Problem description: From the listing below, pull out every line where the string "series" appears.

Dataset:
•••••

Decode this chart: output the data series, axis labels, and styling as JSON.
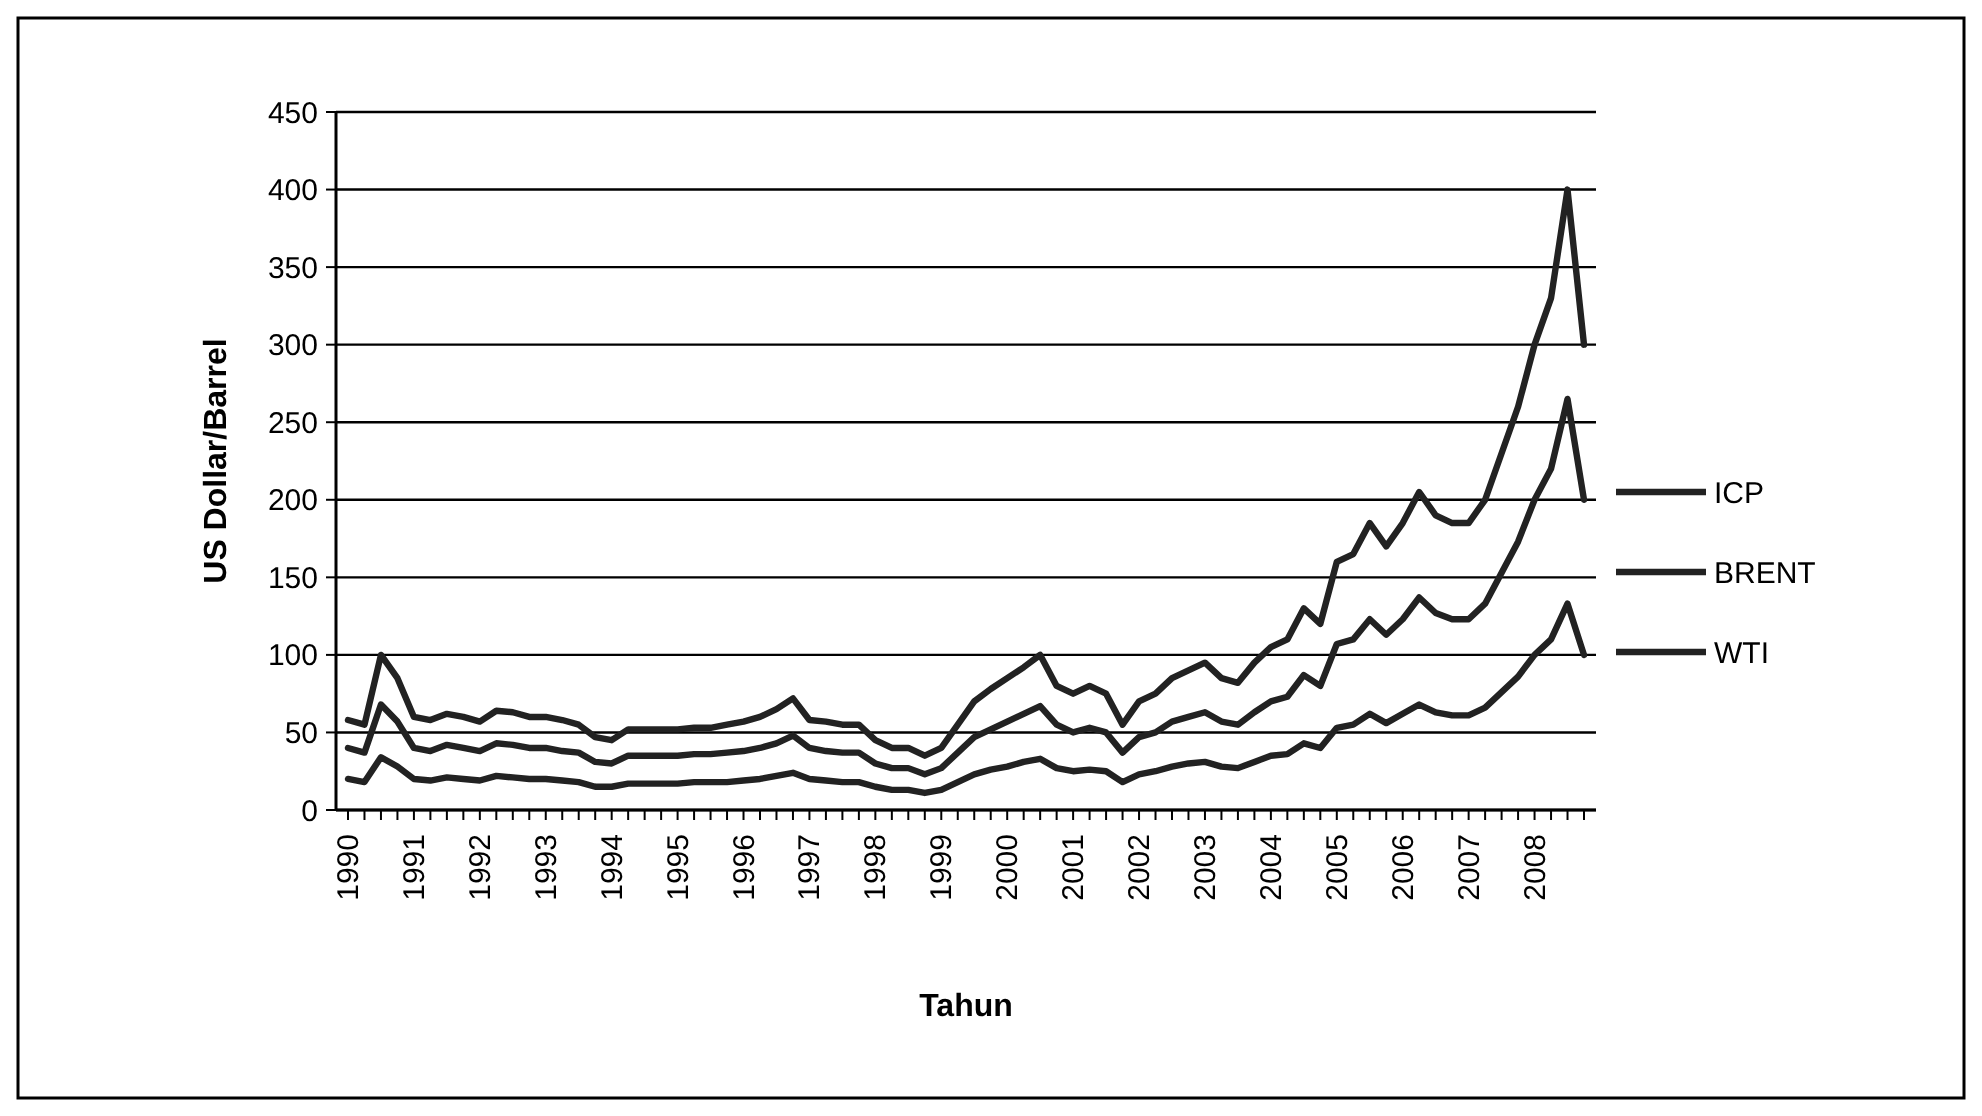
{
  "chart_data": {
    "type": "line",
    "xlabel": "Tahun",
    "ylabel": "US Dollar/Barrel",
    "categories": [
      "1990",
      null,
      null,
      null,
      "1991",
      null,
      null,
      null,
      "1992",
      null,
      null,
      null,
      "1993",
      null,
      null,
      null,
      "1994",
      null,
      null,
      null,
      "1995",
      null,
      null,
      null,
      "1996",
      null,
      null,
      null,
      "1997",
      null,
      null,
      null,
      "1998",
      null,
      null,
      null,
      "1999",
      null,
      null,
      null,
      "2000",
      null,
      null,
      null,
      "2001",
      null,
      null,
      null,
      "2002",
      null,
      null,
      null,
      "2003",
      null,
      null,
      null,
      "2004",
      null,
      null,
      null,
      "2005",
      null,
      null,
      null,
      "2006",
      null,
      null,
      null,
      "2007",
      null,
      null,
      null,
      "2008",
      null,
      null,
      null
    ],
    "series": [
      {
        "name": "ICP",
        "color": "#222222",
        "values": [
          58,
          55,
          100,
          85,
          60,
          58,
          62,
          60,
          57,
          64,
          63,
          60,
          60,
          58,
          55,
          47,
          45,
          52,
          52,
          52,
          52,
          53,
          53,
          55,
          57,
          60,
          65,
          72,
          58,
          57,
          55,
          55,
          45,
          40,
          40,
          35,
          40,
          55,
          70,
          78,
          85,
          92,
          100,
          80,
          75,
          80,
          75,
          55,
          70,
          75,
          85,
          90,
          95,
          85,
          82,
          95,
          105,
          110,
          130,
          120,
          160,
          165,
          185,
          170,
          185,
          205,
          190,
          185,
          185,
          200,
          230,
          260,
          300,
          330,
          400,
          300
        ]
      },
      {
        "name": "BRENT",
        "color": "#222222",
        "values": [
          40,
          37,
          68,
          57,
          40,
          38,
          42,
          40,
          38,
          43,
          42,
          40,
          40,
          38,
          37,
          31,
          30,
          35,
          35,
          35,
          35,
          36,
          36,
          37,
          38,
          40,
          43,
          48,
          40,
          38,
          37,
          37,
          30,
          27,
          27,
          23,
          27,
          37,
          47,
          52,
          57,
          62,
          67,
          55,
          50,
          53,
          50,
          37,
          47,
          50,
          57,
          60,
          63,
          57,
          55,
          63,
          70,
          73,
          87,
          80,
          107,
          110,
          123,
          113,
          123,
          137,
          127,
          123,
          123,
          133,
          153,
          173,
          200,
          220,
          265,
          200
        ]
      },
      {
        "name": "WTI",
        "color": "#222222",
        "values": [
          20,
          18,
          34,
          28,
          20,
          19,
          21,
          20,
          19,
          22,
          21,
          20,
          20,
          19,
          18,
          15,
          15,
          17,
          17,
          17,
          17,
          18,
          18,
          18,
          19,
          20,
          22,
          24,
          20,
          19,
          18,
          18,
          15,
          13,
          13,
          11,
          13,
          18,
          23,
          26,
          28,
          31,
          33,
          27,
          25,
          26,
          25,
          18,
          23,
          25,
          28,
          30,
          31,
          28,
          27,
          31,
          35,
          36,
          43,
          40,
          53,
          55,
          62,
          56,
          62,
          68,
          63,
          61,
          61,
          66,
          76,
          86,
          100,
          110,
          133,
          100
        ]
      }
    ],
    "ylim": [
      0,
      450
    ],
    "yticks": [
      0,
      50,
      100,
      150,
      200,
      250,
      300,
      350,
      400,
      450
    ],
    "grid": "y",
    "legend": "right",
    "marker": "none",
    "line_style": "solid"
  }
}
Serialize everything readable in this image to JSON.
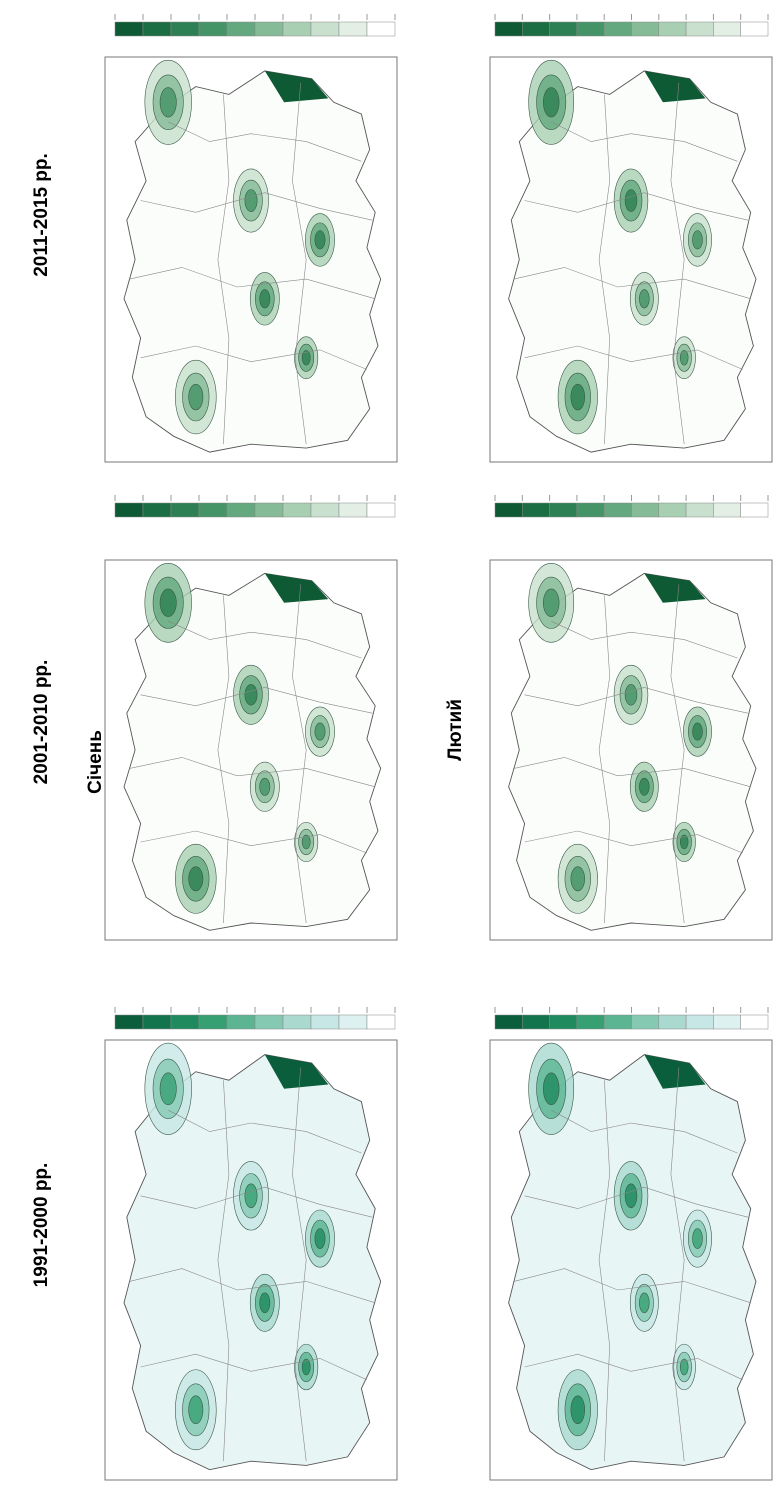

•••••

Task result:
Decode this chart: output the data series, axis labels, and styling as JSON.
    "series": [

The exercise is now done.